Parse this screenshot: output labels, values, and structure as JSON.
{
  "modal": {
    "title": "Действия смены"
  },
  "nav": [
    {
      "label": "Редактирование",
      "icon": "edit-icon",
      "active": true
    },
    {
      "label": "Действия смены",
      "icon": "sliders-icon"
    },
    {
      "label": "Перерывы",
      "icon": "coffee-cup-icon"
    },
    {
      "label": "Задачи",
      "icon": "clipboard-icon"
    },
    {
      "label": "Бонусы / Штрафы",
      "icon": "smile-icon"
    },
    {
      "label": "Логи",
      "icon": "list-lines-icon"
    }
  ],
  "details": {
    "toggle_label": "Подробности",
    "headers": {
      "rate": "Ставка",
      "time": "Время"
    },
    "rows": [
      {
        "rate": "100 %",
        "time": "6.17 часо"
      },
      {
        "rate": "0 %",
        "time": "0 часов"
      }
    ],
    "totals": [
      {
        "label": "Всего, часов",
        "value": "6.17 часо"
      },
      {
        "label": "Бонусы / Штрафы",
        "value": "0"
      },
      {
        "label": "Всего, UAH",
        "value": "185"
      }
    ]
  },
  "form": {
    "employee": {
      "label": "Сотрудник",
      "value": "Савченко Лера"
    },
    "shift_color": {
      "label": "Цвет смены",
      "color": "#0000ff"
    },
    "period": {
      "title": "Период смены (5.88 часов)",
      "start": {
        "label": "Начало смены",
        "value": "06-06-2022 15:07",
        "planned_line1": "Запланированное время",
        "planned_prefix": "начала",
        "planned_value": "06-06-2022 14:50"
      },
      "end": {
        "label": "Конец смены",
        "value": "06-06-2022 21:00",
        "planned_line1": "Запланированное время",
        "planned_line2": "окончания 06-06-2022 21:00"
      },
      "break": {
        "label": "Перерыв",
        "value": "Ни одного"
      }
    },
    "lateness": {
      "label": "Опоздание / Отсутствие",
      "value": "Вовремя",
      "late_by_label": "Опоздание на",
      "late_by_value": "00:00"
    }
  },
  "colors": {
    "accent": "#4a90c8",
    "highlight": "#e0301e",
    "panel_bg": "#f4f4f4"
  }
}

··········

■ **Exercise**: Copy every line of the data that holds the string "Штрафы".

■ **Written solution**:
      "label": "Бонусы / Штрафы",
        "label": "Бонусы / Штрафы",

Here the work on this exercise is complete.